Problem set:
[1] On the math graduate student's page below, who is named as the dissertation advisor?
[2] Pick up the math graduate student's page below after its last sentence and keep it going.
··· Document ···
Keefe San Agustin

Ph.D student, Mathematics

116 Goldsmith, Department of Mathematics, Brandeis University Email address: syzygy@br-.edu

Teaching, Fall 2009: MATH 10a Techniques of Calculus log-on required

Research Interests: Algebra, Geometry and Topology.

More specific interests include the mapping class group, operads, matroids, manifold bundles, dessins d'enfants, braid groups and configuration spaces.
One of the ways these are all related is through the work of Kiyoshi Igusa, who is my dissertation advisor.

A seminar I organized: Grothendieck's theory of Dessins d'Enfants
Talks:
(1) From Matroids to Manifold Bundles and The Mapping Class Group In unpublished work and private communication, Kiyoshi Igusa has defined a "category of oriented matroids". There are several strong motivations for this and the one I want to focus on here is a series of implications regarding the mapping class group of surfaces. This talk outlines the current state of affairs on this front. We define the category of regular oriented matroids and examine its homotopy type and cohomology for low rank. We then change course and give a brief outline of the Igusa-Klein higher torsion invariants for smooth manifold bundles and relate these via the Riemann zeta function to the Miller-Morita-Mumford classes for the mapping class group of punctured surfaces. Finally, we discuss the interdependence between all of these objects and end with a few facts and a few conjectures involving matroids, higher torsion classes in the Torelli group and the work of Soren Galatius on the homology of automorphism groups of free groups.
··· Entries supplied ···
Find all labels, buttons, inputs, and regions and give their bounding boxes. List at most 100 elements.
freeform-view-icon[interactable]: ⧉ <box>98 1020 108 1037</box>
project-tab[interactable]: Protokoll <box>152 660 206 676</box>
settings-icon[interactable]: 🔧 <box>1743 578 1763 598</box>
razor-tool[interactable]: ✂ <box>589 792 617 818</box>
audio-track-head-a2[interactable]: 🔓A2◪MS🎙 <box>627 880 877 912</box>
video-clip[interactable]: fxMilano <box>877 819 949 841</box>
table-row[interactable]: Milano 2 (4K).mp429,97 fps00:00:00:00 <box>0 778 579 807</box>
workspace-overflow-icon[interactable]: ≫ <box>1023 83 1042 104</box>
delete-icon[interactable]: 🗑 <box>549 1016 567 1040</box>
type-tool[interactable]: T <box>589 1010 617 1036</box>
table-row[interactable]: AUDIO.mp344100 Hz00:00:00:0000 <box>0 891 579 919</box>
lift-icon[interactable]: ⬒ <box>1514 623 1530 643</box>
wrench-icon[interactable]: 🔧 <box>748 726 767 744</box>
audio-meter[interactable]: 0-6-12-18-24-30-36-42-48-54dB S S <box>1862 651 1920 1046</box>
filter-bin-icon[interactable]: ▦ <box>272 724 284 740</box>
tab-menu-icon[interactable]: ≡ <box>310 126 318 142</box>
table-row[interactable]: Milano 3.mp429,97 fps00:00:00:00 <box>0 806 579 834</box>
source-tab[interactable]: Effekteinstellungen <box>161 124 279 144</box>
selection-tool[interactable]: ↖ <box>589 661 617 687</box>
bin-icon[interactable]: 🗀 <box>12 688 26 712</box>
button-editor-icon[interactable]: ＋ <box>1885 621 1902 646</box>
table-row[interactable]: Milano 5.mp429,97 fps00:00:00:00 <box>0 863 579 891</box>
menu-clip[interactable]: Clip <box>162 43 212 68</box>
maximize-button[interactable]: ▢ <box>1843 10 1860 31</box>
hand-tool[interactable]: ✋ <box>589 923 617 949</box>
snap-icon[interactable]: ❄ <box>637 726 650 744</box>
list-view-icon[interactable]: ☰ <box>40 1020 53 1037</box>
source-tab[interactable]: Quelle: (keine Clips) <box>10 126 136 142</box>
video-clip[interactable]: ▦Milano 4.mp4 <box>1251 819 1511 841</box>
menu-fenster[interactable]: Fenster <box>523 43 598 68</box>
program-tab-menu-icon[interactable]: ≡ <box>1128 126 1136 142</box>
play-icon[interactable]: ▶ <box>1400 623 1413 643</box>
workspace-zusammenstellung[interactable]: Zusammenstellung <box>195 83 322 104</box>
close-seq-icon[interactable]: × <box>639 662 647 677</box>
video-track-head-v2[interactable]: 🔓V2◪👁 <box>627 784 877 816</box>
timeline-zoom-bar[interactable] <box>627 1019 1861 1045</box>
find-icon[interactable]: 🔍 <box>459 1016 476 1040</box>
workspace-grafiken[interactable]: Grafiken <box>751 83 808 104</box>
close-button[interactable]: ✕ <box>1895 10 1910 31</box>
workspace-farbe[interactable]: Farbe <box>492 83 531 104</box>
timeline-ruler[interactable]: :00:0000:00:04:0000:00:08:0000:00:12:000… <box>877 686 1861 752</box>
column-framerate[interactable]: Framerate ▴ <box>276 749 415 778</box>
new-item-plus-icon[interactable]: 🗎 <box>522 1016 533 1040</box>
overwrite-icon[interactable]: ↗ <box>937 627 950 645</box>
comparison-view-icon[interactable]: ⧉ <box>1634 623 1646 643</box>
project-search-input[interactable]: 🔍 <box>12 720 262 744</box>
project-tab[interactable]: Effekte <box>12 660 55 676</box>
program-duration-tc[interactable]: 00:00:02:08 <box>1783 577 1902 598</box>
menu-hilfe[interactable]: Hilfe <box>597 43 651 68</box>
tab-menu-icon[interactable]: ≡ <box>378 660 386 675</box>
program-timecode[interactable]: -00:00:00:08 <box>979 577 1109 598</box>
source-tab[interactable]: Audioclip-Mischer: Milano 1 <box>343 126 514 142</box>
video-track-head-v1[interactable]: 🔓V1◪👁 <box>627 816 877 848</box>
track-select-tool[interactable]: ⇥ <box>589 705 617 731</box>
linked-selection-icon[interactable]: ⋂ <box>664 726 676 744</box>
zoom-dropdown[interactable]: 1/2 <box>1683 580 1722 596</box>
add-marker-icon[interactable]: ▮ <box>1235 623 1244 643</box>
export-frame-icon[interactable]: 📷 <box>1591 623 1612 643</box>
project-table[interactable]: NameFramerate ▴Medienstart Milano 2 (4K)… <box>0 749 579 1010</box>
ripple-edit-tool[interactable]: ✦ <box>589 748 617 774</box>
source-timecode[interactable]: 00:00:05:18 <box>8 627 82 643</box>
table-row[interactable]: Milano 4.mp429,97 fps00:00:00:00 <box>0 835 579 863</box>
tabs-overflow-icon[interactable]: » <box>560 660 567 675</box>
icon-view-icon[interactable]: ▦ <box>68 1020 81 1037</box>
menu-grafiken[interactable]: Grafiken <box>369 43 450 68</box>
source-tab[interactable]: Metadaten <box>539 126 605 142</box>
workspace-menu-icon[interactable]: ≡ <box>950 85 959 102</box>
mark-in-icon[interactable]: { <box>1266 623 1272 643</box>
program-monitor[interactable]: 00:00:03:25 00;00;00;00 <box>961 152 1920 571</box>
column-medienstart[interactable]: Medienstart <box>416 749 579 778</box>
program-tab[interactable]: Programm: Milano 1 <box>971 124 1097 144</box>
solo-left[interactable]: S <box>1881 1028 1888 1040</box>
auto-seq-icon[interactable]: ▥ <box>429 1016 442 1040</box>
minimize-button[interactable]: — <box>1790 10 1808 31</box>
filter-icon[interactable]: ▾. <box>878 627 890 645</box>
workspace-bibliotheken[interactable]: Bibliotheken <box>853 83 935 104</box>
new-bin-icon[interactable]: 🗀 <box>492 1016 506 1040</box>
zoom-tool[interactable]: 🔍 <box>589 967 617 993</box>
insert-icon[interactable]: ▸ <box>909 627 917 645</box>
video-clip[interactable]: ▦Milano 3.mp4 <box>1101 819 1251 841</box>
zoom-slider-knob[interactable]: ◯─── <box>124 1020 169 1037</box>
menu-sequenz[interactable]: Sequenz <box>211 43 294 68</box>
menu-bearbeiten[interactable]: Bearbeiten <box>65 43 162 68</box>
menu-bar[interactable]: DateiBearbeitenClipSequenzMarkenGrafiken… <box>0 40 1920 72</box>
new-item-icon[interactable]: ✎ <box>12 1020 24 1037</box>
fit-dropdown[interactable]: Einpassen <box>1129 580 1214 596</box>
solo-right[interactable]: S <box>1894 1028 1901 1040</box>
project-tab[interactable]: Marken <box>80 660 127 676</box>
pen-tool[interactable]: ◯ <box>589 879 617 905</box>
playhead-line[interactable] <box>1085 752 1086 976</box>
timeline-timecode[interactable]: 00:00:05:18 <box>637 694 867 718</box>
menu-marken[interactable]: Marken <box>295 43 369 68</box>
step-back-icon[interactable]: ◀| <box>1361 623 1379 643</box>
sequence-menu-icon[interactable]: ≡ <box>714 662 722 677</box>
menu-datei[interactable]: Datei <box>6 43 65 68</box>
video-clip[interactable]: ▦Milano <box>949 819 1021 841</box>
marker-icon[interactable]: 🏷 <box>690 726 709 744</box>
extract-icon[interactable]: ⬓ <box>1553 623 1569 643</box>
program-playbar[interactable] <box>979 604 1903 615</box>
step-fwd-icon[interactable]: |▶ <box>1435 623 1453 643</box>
···
Outputs for the tasks:
[1] Kiyoshi Igusa

[2]
(2) Operads, A-infinity Algebras, Trees and Infinite Loop Spaces I'll give an anti-historical talk on the connections between the items of the title. This is just the preface to a very modern book, the end chapters of which have yet to be written. The stable mapping class group, Artin braids, some homological algebra, and the ubiquitous pictures of "little disks" and their homology will all make an appearance, but really this talk could alternatively be titled simply "The Associahedron" and we'll stick to the underlying simplicity that the definition of an operad brings to the picture. The primary thrust will be in presenting simple examples that act as advertisements for the further study of the viewpoint presented here. But for the number theorists in the crowd, I'll try to briefly explain the relevance of this set-up to the study, due to Grothendieck and, later, Kontsevich, of the absolute Galois group over the rationals via its "homotopical action" on a certain moduli space whose definition naturally involves an operad over an A-infinity algebra.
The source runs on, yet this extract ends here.